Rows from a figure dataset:
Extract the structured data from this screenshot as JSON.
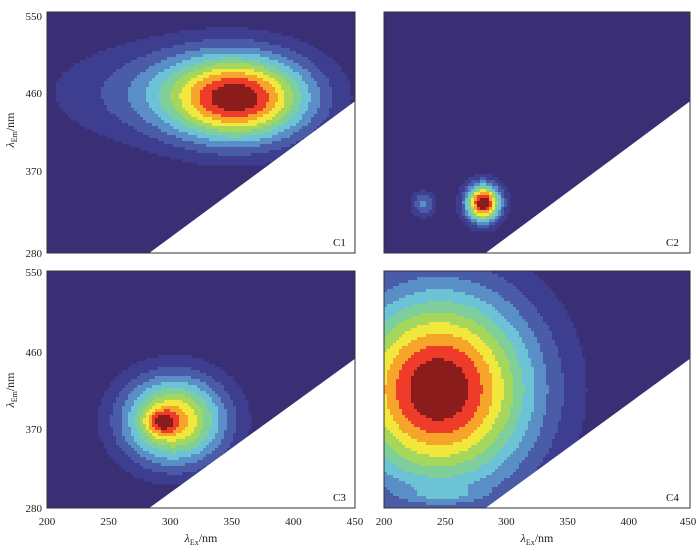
{
  "colors": {
    "background": "#3a2f75",
    "levels": [
      "#3a2f75",
      "#3d3e8f",
      "#4a5ba8",
      "#5a8ec6",
      "#6cc3d6",
      "#7ecf9a",
      "#a4d75c",
      "#f2e83d",
      "#f7a52a",
      "#ee3b2a",
      "#8a1c1c"
    ],
    "contour_line": "#1a1a1a",
    "frame": "#333333"
  },
  "axes": {
    "x_label_main": "λ",
    "x_label_sub": "Ex",
    "x_label_unit": "/nm",
    "y_label_main": "λ",
    "y_label_sub": "Em",
    "y_label_unit": "/nm",
    "x_ticks": [
      "200",
      "250",
      "300",
      "350",
      "400",
      "450"
    ],
    "y_ticks": [
      "280",
      "370",
      "460",
      "550"
    ]
  },
  "chart_data": [
    {
      "type": "heatmap",
      "label": "C1",
      "xlim": [
        200,
        450
      ],
      "ylim": [
        280,
        550
      ],
      "xlabel": "λEx/nm",
      "ylabel": "λEm/nm",
      "peaks": [
        {
          "ex": 356,
          "em": 453,
          "sx": 40,
          "sy": 34,
          "amp": 1.0
        },
        {
          "ex": 305,
          "em": 460,
          "sx": 70,
          "sy": 40,
          "amp": 0.3
        }
      ],
      "masked_triangle": {
        "ex_at_280": 283,
        "em_at_450": 450
      }
    },
    {
      "type": "heatmap",
      "label": "C2",
      "xlim": [
        200,
        450
      ],
      "ylim": [
        280,
        550
      ],
      "xlabel": "λEx/nm",
      "ylabel": "λEm/nm",
      "peaks": [
        {
          "ex": 281,
          "em": 336,
          "sx": 10,
          "sy": 15,
          "amp": 1.0
        },
        {
          "ex": 232,
          "em": 335,
          "sx": 7,
          "sy": 10,
          "amp": 0.3
        }
      ],
      "masked_triangle": {
        "ex_at_280": 283,
        "em_at_450": 450
      }
    },
    {
      "type": "heatmap",
      "label": "C3",
      "xlim": [
        200,
        450
      ],
      "ylim": [
        280,
        550
      ],
      "xlabel": "λEx/nm",
      "ylabel": "λEm/nm",
      "peaks": [
        {
          "ex": 293,
          "em": 378,
          "sx": 9,
          "sy": 10,
          "amp": 0.35
        },
        {
          "ex": 303,
          "em": 380,
          "sx": 30,
          "sy": 36,
          "amp": 1.0
        }
      ],
      "masked_triangle": {
        "ex_at_280": 283,
        "em_at_450": 450
      }
    },
    {
      "type": "heatmap",
      "label": "C4",
      "xlim": [
        200,
        450
      ],
      "ylim": [
        280,
        550
      ],
      "xlabel": "λEx/nm",
      "ylabel": "λEm/nm",
      "peaks": [
        {
          "ex": 245,
          "em": 415,
          "sx": 55,
          "sy": 80,
          "amp": 1.0
        },
        {
          "ex": 250,
          "em": 295,
          "sx": 20,
          "sy": 5,
          "amp": 0.1
        }
      ],
      "masked_triangle": {
        "ex_at_280": 283,
        "em_at_450": 450
      }
    }
  ]
}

• _Your instructions_
Return all the entries word for word, but omit any pictures they contain.

• _Expected answer_
Extract the structured data from this screenshot as JSON.
{
  "colors": {
    "background": "#3a2f75",
    "levels": [
      "#3a2f75",
      "#3d3e8f",
      "#4a5ba8",
      "#5a8ec6",
      "#6cc3d6",
      "#7ecf9a",
      "#a4d75c",
      "#f2e83d",
      "#f7a52a",
      "#ee3b2a",
      "#8a1c1c"
    ],
    "contour_line": "#1a1a1a",
    "frame": "#333333"
  },
  "axes": {
    "x_label_main": "λ",
    "x_label_sub": "Ex",
    "x_label_unit": "/nm",
    "y_label_main": "λ",
    "y_label_sub": "Em",
    "y_label_unit": "/nm",
    "x_ticks": [
      "200",
      "250",
      "300",
      "350",
      "400",
      "450"
    ],
    "y_ticks": [
      "280",
      "370",
      "460",
      "550"
    ]
  },
  "chart_data": [
    {
      "type": "heatmap",
      "label": "C1",
      "xlim": [
        200,
        450
      ],
      "ylim": [
        280,
        550
      ],
      "xlabel": "λEx/nm",
      "ylabel": "λEm/nm",
      "peaks": [
        {
          "ex": 356,
          "em": 453,
          "sx": 40,
          "sy": 34,
          "amp": 1.0
        },
        {
          "ex": 305,
          "em": 460,
          "sx": 70,
          "sy": 40,
          "amp": 0.3
        }
      ],
      "masked_triangle": {
        "ex_at_280": 283,
        "em_at_450": 450
      }
    },
    {
      "type": "heatmap",
      "label": "C2",
      "xlim": [
        200,
        450
      ],
      "ylim": [
        280,
        550
      ],
      "xlabel": "λEx/nm",
      "ylabel": "λEm/nm",
      "peaks": [
        {
          "ex": 281,
          "em": 336,
          "sx": 10,
          "sy": 15,
          "amp": 1.0
        },
        {
          "ex": 232,
          "em": 335,
          "sx": 7,
          "sy": 10,
          "amp": 0.3
        }
      ],
      "masked_triangle": {
        "ex_at_280": 283,
        "em_at_450": 450
      }
    },
    {
      "type": "heatmap",
      "label": "C3",
      "xlim": [
        200,
        450
      ],
      "ylim": [
        280,
        550
      ],
      "xlabel": "λEx/nm",
      "ylabel": "λEm/nm",
      "peaks": [
        {
          "ex": 293,
          "em": 378,
          "sx": 9,
          "sy": 10,
          "amp": 0.35
        },
        {
          "ex": 303,
          "em": 380,
          "sx": 30,
          "sy": 36,
          "amp": 1.0
        }
      ],
      "masked_triangle": {
        "ex_at_280": 283,
        "em_at_450": 450
      }
    },
    {
      "type": "heatmap",
      "label": "C4",
      "xlim": [
        200,
        450
      ],
      "ylim": [
        280,
        550
      ],
      "xlabel": "λEx/nm",
      "ylabel": "λEm/nm",
      "peaks": [
        {
          "ex": 245,
          "em": 415,
          "sx": 55,
          "sy": 80,
          "amp": 1.0
        },
        {
          "ex": 250,
          "em": 295,
          "sx": 20,
          "sy": 5,
          "amp": 0.1
        }
      ],
      "masked_triangle": {
        "ex_at_280": 283,
        "em_at_450": 450
      }
    }
  ]
}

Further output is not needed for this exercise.